Records:
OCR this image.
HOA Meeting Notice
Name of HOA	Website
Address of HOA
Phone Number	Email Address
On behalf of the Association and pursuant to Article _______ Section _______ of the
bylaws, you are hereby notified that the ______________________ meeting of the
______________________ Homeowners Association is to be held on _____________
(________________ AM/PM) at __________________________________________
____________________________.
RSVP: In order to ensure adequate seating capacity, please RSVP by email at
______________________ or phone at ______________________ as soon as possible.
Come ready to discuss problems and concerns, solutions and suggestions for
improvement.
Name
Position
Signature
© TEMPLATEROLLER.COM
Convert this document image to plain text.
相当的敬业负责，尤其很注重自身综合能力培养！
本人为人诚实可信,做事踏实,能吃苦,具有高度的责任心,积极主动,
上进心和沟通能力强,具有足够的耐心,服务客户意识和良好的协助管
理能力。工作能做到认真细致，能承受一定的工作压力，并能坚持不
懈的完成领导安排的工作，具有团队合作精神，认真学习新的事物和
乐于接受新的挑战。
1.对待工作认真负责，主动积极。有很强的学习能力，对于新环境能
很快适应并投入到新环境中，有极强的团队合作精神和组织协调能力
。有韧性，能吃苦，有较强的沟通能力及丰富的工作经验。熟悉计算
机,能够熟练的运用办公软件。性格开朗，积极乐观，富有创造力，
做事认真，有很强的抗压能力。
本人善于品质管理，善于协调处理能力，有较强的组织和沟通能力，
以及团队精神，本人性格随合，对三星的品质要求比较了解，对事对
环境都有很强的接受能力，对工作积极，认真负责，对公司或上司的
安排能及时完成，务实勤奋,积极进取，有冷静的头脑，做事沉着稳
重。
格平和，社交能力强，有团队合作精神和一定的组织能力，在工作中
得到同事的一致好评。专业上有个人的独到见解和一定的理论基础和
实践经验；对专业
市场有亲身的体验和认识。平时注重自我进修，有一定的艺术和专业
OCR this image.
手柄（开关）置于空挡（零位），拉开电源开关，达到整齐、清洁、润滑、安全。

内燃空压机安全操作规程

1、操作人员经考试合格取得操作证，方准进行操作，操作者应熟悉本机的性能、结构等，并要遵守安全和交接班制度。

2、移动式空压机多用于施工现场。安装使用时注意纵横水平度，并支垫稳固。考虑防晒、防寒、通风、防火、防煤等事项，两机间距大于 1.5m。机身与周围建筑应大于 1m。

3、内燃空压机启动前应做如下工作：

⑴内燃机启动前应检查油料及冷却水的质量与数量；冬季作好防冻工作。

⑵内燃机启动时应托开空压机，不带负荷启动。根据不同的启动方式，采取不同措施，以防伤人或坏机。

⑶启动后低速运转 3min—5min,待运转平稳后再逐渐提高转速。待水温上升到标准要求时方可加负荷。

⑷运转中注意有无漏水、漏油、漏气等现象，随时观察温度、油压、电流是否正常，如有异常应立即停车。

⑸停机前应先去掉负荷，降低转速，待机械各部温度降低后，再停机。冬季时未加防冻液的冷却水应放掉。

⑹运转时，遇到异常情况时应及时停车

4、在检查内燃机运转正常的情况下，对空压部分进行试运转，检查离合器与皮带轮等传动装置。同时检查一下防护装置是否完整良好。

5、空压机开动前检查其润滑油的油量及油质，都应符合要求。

Do this: From the records above, extract each line exactly as shown.

Written answer:
OCR this image.
HOA Meeting Notice
Name of HOA	Website
Address of HOA
Phone Number	Email Address
On behalf of the Association and pursuant to Article _______ Section _______ of the
bylaws, you are hereby notified that the ______________________ meeting of the
______________________ Homeowners Association is to be held on _____________
(________________ AM/PM) at __________________________________________
____________________________.
RSVP: In order to ensure adequate seating capacity, please RSVP by email at
______________________ or phone at ______________________ as soon as possible.
Come ready to discuss problems and concerns, solutions and suggestions for
improvement.
Name
Position
Signature
© TEMPLATEROLLER.COM
Convert this document image to plain text.
相当的敬业负责，尤其很注重自身综合能力培养！
本人为人诚实可信,做事踏实,能吃苦,具有高度的责任心,积极主动,
上进心和沟通能力强,具有足够的耐心,服务客户意识和良好的协助管
理能力。工作能做到认真细致，能承受一定的工作压力，并能坚持不
懈的完成领导安排的工作，具有团队合作精神，认真学习新的事物和
乐于接受新的挑战。
1.对待工作认真负责，主动积极。有很强的学习能力，对于新环境能
很快适应并投入到新环境中，有极强的团队合作精神和组织协调能力
。有韧性，能吃苦，有较强的沟通能力及丰富的工作经验。熟悉计算
机,能够熟练的运用办公软件。性格开朗，积极乐观，富有创造力，
做事认真，有很强的抗压能力。
本人善于品质管理，善于协调处理能力，有较强的组织和沟通能力，
以及团队精神，本人性格随合，对三星的品质要求比较了解，对事对
环境都有很强的接受能力，对工作积极，认真负责，对公司或上司的
安排能及时完成，务实勤奋,积极进取，有冷静的头脑，做事沉着稳
重。
格平和，社交能力强，有团队合作精神和一定的组织能力，在工作中
得到同事的一致好评。专业上有个人的独到见解和一定的理论基础和
实践经验；对专业
市场有亲身的体验和认识。平时注重自我进修，有一定的艺术和专业
OCR this image.
手柄（开关）置于空挡（零位），拉开电源开关，达到整齐、清洁、润滑、安全。

内燃空压机安全操作规程

1、操作人员经考试合格取得操作证，方准进行操作，操作者应熟悉本机的性能、结构等，并要遵守安全和交接班制度。

2、移动式空压机多用于施工现场。安装使用时注意纵横水平度，并支垫稳固。考虑防晒、防寒、通风、防火、防煤等事项，两机间距大于 1.5m。机身与周围建筑应大于 1m。

3、内燃空压机启动前应做如下工作：

⑴内燃机启动前应检查油料及冷却水的质量与数量；冬季作好防冻工作。

⑵内燃机启动时应托开空压机，不带负荷启动。根据不同的启动方式，采取不同措施，以防伤人或坏机。

⑶启动后低速运转 3min—5min,待运转平稳后再逐渐提高转速。待水温上升到标准要求时方可加负荷。

⑷运转中注意有无漏水、漏油、漏气等现象，随时观察温度、油压、电流是否正常，如有异常应立即停车。

⑸停机前应先去掉负荷，降低转速，待机械各部温度降低后，再停机。冬季时未加防冻液的冷却水应放掉。

⑹运转时，遇到异常情况时应及时停车

4、在检查内燃机运转正常的情况下，对空压部分进行试运转，检查离合器与皮带轮等传动装置。同时检查一下防护装置是否完整良好。

5、空压机开动前检查其润滑油的油量及油质，都应符合要求。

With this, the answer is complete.